TEXT PASSAGE
Last week I ranted posted about how some members of the agile community are engaging in pointless debates about complexity theory, kanban maestros & scrum blockades. I pointed to a post by Liz Keogh as an archetype of the genre (as I said to Liz, there’s plenty of other authors I could have used).  Liz asked for some feedback and was generous enough to agree that I had a point.

If we try to ignore the first commenter, who hilariously and spectacularly, misses the point by wondering if the issue is a “complex problem, possibly even chaotic”.  I think Liz has drawn all the wrong conclusions, about the state of the industry.

It is the best of times, it is the worst of times

In my 14 years in the industry I’m confident that there has never been a better time to be a programmer or to work in IT.  But thanks to a community of well intentioned “agilists” many in the industry are flagellating themselves into believing themselves hopeless programmers.

I live in Scotland and there’s an old joke about the definition of a Scottish Calvinist:

“Someone who is paralysed by the fear that someone, somewhere, is enjoying themselves”

Similarly the definition of a modern programmer could be:

“Someone who is paralysed by the fear that someone, somewhere, is doing BDD better than they are”

Many programmers are so obsessed with writing better unit tests, understanding the problem better, worrying about their kanban wall, working through Martin Fowlers pattern library, trying to be “masters” not “journeymen” that they’ve forgotten the basic joy of cranking out some code and solving a users problem, and are paralysed by the fear that they’re doing it wrong or poorly.

Ironically, it’s never been easier to write some code and get it downloaded and used.  Individual devs can create and upload apps to the App-store for a potential audience of millions.  Cloud computing means the home coder can create apps that can scale massively on demand for an initial outlay of a less than £20 quid.  While you’ve been worrying about your BDD adverbs the iFart dev just made $40,000.

WHAT TO WORK ON
A – Copy the rows from the line with "List UI elements" up to and including the line with "- interval-mercedes: [445, 280, 590, 290]".
B – Continue the post about programmers and the agile community from where it stops.
The text above has no connection to the rows.

MATERIAL SHOWN

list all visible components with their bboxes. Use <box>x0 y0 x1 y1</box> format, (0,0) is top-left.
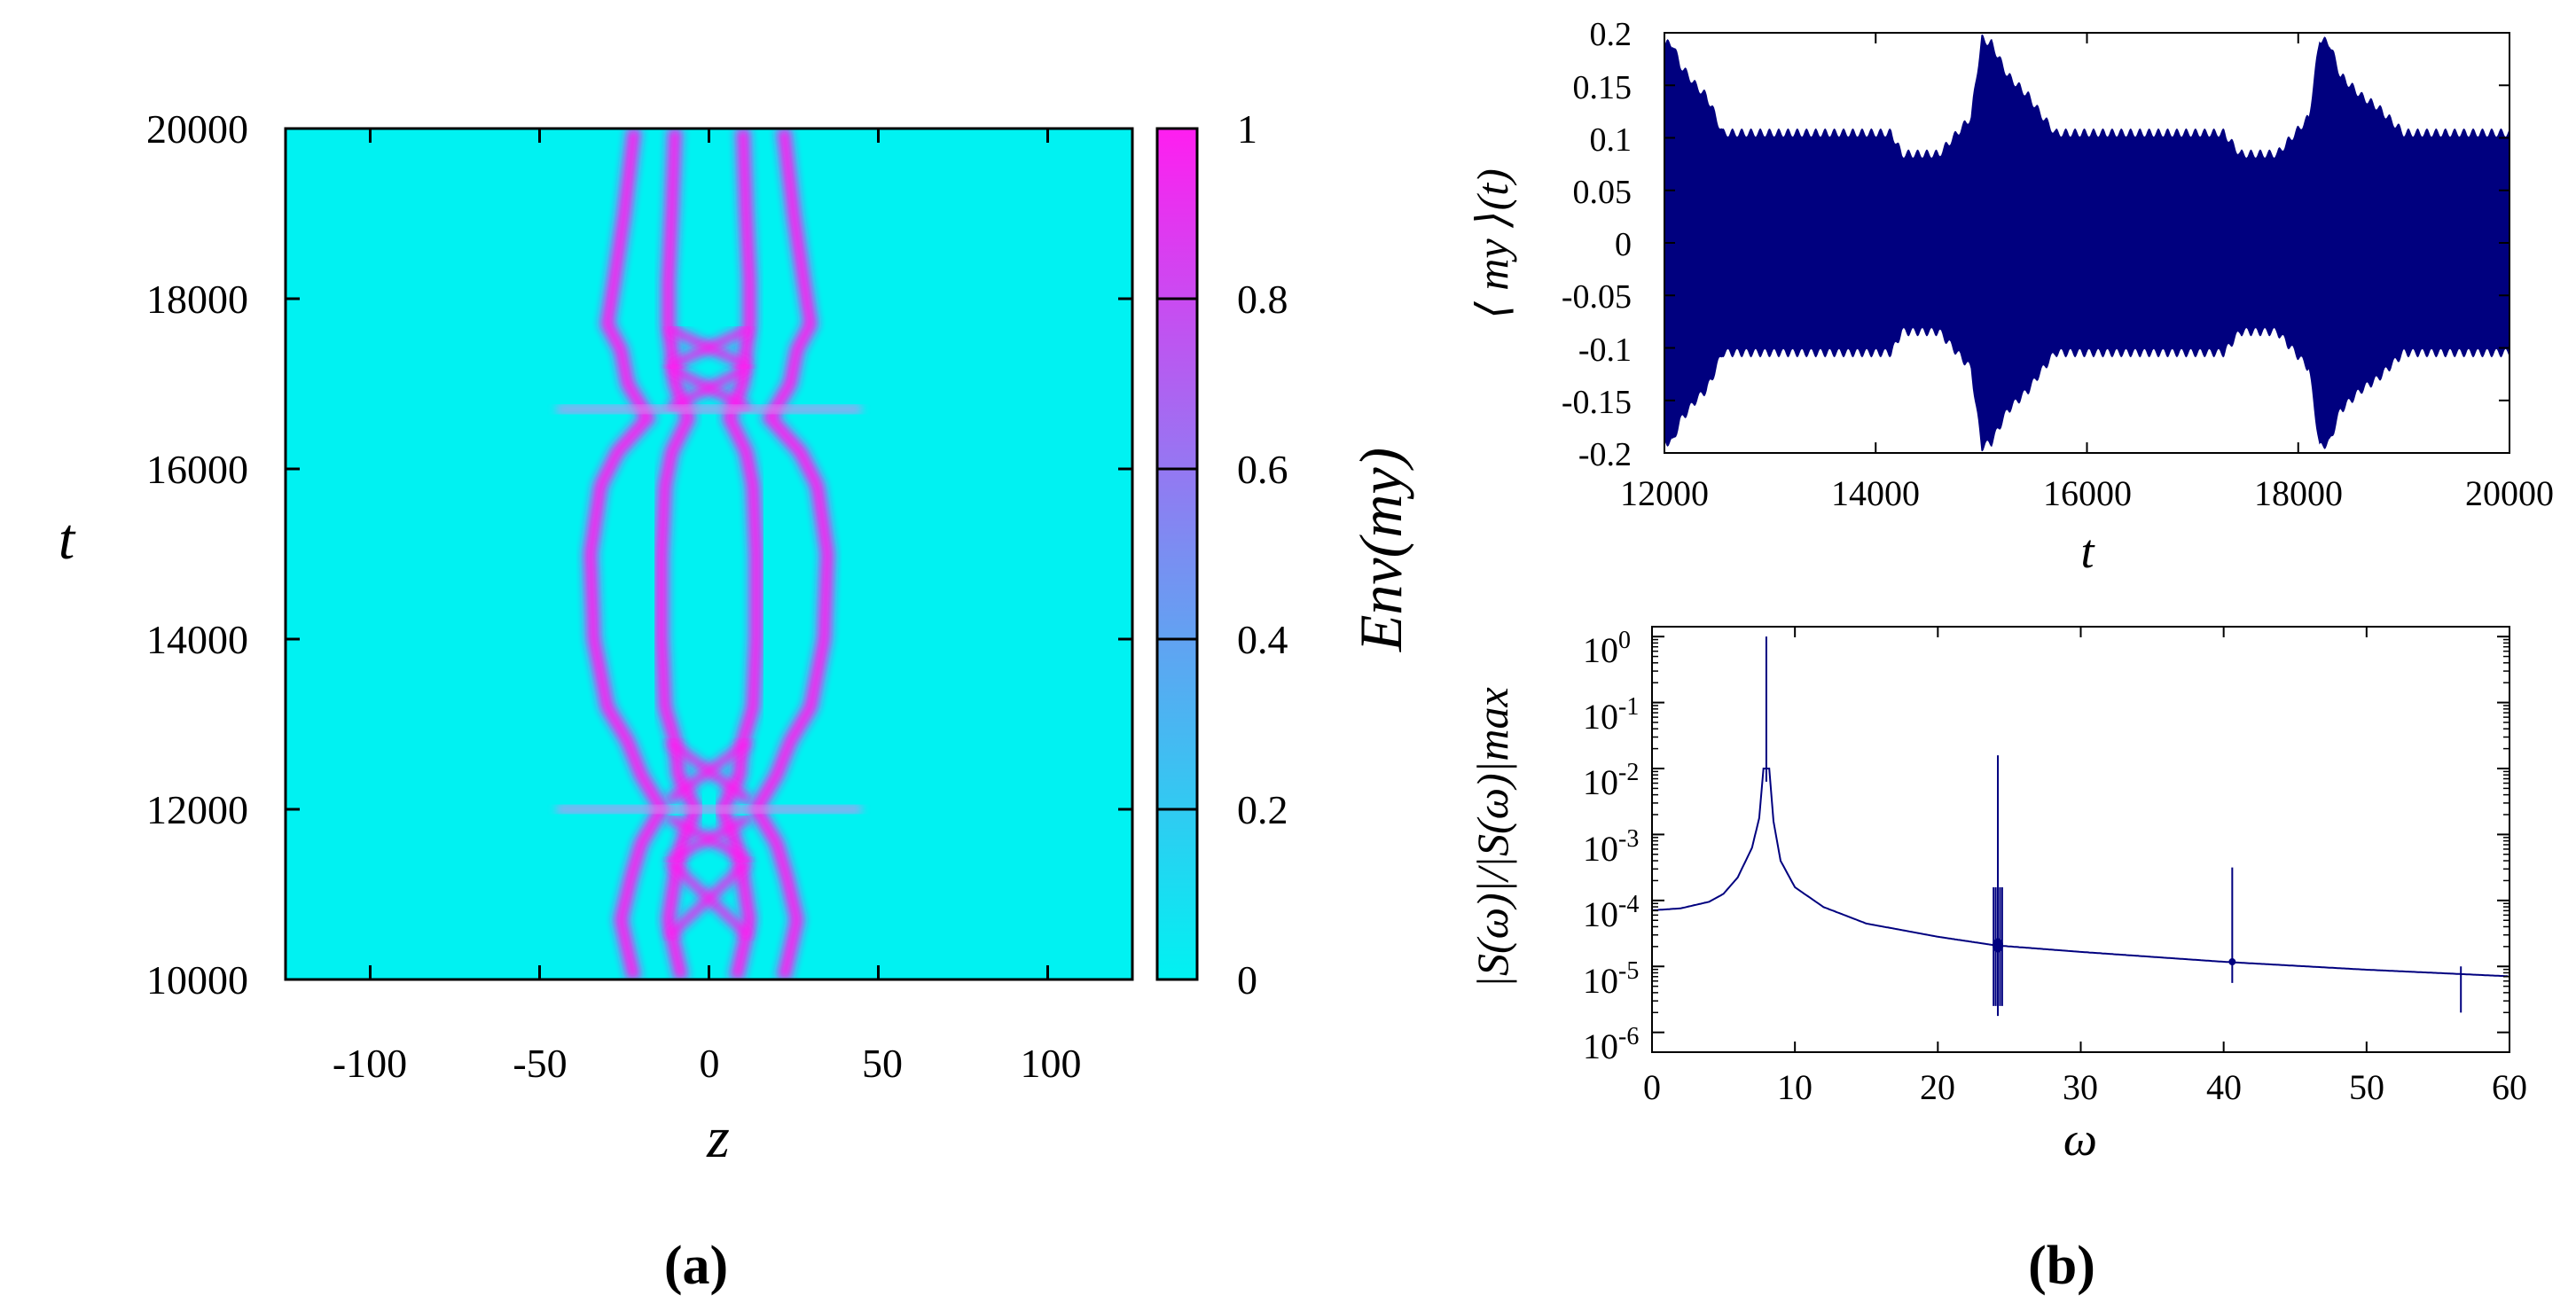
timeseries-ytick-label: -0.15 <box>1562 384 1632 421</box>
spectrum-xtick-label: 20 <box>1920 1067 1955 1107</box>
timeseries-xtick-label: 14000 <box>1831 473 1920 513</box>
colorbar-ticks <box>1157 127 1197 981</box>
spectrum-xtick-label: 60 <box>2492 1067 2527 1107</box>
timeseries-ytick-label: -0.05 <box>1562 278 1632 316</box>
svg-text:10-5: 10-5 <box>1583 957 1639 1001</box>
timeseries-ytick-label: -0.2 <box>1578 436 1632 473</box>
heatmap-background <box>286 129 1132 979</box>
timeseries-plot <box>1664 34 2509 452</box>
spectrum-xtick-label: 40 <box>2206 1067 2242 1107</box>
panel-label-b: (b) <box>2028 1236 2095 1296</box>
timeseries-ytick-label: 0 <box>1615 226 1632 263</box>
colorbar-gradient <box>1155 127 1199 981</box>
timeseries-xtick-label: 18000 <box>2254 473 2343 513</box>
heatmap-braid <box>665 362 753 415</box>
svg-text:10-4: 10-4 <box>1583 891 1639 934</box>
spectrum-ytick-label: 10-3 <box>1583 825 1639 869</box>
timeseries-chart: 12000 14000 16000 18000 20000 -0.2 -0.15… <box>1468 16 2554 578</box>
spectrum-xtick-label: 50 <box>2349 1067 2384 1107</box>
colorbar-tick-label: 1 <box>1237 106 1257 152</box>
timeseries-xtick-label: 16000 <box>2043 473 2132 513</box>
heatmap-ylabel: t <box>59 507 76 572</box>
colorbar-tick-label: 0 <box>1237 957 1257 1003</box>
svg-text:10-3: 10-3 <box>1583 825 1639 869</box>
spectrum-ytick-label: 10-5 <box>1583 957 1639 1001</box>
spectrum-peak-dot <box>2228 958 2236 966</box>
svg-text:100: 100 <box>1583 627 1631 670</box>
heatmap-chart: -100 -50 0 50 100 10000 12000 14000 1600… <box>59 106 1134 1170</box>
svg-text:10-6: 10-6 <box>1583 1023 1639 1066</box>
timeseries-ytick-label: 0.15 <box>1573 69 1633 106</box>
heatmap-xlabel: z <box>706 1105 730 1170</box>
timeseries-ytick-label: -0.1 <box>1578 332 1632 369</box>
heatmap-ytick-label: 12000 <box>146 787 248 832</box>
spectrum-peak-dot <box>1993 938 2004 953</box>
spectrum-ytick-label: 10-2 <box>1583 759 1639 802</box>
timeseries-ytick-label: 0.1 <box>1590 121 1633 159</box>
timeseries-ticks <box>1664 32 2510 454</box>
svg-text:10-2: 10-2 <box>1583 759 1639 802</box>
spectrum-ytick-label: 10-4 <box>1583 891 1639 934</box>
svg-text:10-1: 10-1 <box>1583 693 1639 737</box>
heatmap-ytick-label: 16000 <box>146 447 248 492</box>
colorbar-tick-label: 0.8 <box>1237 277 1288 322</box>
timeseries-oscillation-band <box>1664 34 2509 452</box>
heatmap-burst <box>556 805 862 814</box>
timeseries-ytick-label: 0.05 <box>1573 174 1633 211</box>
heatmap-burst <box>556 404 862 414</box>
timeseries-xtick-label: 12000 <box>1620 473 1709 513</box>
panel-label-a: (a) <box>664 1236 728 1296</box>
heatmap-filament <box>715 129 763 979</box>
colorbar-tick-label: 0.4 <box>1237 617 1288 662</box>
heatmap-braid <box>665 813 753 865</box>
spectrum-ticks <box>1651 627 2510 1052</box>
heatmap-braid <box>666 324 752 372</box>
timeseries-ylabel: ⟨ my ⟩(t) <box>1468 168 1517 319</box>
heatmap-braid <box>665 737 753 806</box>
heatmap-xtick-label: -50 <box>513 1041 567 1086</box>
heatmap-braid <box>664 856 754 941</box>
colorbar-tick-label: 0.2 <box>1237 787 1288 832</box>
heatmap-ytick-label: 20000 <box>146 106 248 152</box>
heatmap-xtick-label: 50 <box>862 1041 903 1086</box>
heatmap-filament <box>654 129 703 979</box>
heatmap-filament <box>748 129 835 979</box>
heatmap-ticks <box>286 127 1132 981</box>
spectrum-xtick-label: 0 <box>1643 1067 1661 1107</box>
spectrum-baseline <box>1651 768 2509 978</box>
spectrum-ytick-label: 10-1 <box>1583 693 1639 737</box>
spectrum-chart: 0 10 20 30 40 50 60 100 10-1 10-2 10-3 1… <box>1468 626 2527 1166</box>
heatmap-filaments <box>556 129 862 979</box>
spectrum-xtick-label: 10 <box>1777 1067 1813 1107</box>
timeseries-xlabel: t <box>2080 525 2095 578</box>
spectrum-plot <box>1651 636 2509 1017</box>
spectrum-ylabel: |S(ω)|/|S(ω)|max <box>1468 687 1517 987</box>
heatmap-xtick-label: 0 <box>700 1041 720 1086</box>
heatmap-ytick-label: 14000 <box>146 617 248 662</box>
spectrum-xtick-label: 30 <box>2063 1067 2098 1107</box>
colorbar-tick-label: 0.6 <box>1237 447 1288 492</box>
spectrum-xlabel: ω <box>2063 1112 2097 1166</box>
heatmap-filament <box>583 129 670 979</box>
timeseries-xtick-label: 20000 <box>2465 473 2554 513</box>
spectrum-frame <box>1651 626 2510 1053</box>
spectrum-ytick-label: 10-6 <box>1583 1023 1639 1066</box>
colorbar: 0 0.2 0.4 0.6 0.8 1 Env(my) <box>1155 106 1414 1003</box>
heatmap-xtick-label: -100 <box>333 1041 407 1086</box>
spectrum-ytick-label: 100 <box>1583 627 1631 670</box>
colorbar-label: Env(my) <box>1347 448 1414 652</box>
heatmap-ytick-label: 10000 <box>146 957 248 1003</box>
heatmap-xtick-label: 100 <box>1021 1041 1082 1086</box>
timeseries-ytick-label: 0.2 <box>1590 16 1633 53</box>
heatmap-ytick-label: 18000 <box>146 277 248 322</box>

...

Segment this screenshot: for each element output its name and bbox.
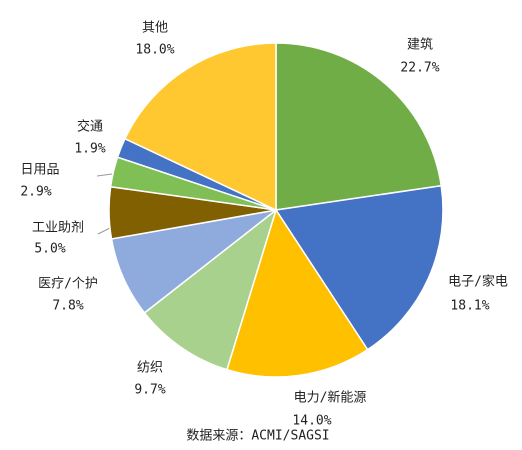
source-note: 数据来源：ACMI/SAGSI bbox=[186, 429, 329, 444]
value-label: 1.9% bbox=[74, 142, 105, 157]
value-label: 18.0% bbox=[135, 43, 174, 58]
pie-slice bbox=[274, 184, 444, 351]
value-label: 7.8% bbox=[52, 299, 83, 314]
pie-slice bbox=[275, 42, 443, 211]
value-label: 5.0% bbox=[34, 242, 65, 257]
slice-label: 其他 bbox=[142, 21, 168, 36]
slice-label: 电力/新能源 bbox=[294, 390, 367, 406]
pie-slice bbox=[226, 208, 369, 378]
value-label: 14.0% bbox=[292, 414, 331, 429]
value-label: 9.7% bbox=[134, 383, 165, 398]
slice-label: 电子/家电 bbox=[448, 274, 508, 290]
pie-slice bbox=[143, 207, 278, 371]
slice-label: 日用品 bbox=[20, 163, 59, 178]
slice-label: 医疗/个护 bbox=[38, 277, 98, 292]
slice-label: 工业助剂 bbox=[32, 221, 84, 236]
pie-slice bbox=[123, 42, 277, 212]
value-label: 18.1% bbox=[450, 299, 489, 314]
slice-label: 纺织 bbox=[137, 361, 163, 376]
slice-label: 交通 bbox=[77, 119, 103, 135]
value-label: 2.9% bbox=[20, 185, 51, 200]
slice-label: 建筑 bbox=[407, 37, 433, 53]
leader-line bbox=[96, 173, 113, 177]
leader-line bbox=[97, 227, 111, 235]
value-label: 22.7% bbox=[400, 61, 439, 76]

---

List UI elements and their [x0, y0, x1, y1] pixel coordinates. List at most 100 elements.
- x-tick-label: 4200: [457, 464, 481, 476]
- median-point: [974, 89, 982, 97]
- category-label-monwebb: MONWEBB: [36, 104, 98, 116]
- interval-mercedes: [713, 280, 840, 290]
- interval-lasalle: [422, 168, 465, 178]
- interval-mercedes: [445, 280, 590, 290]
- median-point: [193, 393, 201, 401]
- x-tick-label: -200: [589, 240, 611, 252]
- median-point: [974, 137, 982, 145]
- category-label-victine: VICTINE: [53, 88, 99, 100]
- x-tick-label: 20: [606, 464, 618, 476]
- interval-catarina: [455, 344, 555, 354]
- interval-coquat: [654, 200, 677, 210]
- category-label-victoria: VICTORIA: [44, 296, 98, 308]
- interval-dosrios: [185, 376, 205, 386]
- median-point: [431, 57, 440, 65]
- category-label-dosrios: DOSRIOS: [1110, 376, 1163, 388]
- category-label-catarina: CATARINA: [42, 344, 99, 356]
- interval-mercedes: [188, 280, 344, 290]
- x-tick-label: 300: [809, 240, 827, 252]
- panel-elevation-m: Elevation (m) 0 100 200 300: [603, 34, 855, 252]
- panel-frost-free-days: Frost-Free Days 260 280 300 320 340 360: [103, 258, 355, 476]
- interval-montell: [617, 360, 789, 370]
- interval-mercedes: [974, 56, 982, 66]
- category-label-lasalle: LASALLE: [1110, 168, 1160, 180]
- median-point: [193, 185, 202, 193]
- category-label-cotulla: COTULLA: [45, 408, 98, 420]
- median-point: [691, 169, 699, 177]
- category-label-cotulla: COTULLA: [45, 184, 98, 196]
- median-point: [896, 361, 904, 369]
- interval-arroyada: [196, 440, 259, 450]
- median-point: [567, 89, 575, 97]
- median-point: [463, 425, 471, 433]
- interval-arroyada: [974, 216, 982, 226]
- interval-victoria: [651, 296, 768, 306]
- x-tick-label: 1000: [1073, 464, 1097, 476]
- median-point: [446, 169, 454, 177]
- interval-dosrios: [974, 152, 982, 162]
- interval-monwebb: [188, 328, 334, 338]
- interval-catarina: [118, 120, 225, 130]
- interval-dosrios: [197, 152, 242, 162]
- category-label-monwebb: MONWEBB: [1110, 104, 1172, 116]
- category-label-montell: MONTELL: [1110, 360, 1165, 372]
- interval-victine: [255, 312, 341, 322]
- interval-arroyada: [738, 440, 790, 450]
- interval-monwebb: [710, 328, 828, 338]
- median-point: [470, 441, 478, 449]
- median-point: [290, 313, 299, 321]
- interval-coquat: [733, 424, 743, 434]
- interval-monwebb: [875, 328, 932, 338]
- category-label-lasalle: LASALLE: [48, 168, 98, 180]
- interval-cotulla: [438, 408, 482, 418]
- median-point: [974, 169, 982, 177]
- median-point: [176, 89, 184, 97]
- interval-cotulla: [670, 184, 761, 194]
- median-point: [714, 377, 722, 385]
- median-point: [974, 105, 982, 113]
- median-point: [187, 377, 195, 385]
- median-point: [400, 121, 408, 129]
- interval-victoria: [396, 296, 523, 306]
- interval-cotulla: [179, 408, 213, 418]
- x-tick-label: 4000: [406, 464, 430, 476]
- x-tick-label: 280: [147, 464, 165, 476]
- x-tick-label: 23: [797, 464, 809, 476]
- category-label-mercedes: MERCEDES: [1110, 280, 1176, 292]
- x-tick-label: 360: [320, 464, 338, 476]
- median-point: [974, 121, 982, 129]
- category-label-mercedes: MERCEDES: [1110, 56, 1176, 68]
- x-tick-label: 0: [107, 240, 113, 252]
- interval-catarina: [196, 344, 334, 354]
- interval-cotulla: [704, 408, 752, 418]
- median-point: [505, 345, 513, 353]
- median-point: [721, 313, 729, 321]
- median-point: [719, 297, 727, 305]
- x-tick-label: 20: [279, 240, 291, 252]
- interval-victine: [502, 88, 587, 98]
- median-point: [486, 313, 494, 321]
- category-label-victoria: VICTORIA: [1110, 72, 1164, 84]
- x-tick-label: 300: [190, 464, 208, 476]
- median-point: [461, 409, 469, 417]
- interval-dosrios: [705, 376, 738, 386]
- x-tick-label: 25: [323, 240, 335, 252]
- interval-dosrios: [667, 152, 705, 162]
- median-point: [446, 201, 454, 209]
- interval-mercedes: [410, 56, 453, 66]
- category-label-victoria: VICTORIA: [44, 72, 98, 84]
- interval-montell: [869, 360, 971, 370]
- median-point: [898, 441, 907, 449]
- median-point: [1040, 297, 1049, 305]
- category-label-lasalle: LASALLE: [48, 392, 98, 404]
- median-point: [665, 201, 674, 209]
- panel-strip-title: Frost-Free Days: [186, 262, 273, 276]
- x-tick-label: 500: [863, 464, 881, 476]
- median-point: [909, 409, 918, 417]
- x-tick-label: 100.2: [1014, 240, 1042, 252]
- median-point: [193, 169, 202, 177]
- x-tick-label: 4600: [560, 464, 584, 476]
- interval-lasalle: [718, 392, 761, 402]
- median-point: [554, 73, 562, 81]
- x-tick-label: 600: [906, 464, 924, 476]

TASK ANSWERS
A –
List UI elements and their [x0, y0, x1, y1] pixel coordinates. List at most 100 elements.
- x-tick-label: 4200: [457, 464, 481, 476]
- median-point: [974, 89, 982, 97]
- category-label-monwebb: MONWEBB: [36, 104, 98, 116]
- interval-mercedes: [713, 280, 840, 290]
- interval-lasalle: [422, 168, 465, 178]
- interval-mercedes: [445, 280, 590, 290]

B –
It’s not that improving your skills isn’t important, it just shouldn’t become all consuming and derail shipping software.  Apart from my blog posts, there is no such thing as perfection, and guess what, you learn from your mistakes. And we certainly shouldn’t be putting up barriers to welcome all and sundry into the industry, it sure beats working at Tesco.  If you are a “master” your one mission in life should be to make it easier not harder for “journeymen” to improve (BTW I loathe this master/journeyman patronising nonsense, it just succeeds in making programmers more paranoid).

Are you as punk as Ward?

I like to think of Ward Cunningham, Kent Beck, et al as the first punks in our industry.  Just like the original punk rock was a reaction to the complex and multi-instrumented prog music as epitomised by bands like Yes and Emerson Lake and Palmer.  XP was a reaction against the “analysis paralysis” caused by, as they saw it, the complex and formal software development methodologies of the day.  By turning things like TDD, Small releases, CI up to 11 they managed to break the deadlock and start rocking out the code.

XP was the forefather to agile, and sadly since those heady simple days of XP, we’ve slowly been adding the complexity back in – until I overheard someone say recently “I’m not sure I understand the definition of a story, properly” as if that were important.  We’re now in a state of “over-analysis paralysis”.

Anarchy in the IDE

I’m not the only one thinking like this, Jeff Atwood recently tweeted:

“all this process stuff at #ordev is boring. At Stack Exchange, we have one process: kicking ass and chewing gum. And we’re all out of gum.”

Zed Shaw sends up the agile community far better than I can using a tad more colourful language at Programming Motherf***ker

So I propose we need to bring back some of that original punk rock spirit.  There was a famous punk t-shirt which said “Here’s 3 chords, now form a band”

Similarly in programming we could do with something similar:

  1. Here’s an IF statement
  2. Here’s a loop
  3. Here’s an editor
  4. Now write an app

Or as Johnny Rotten said “Don’t accept the old order. Get rid of it.”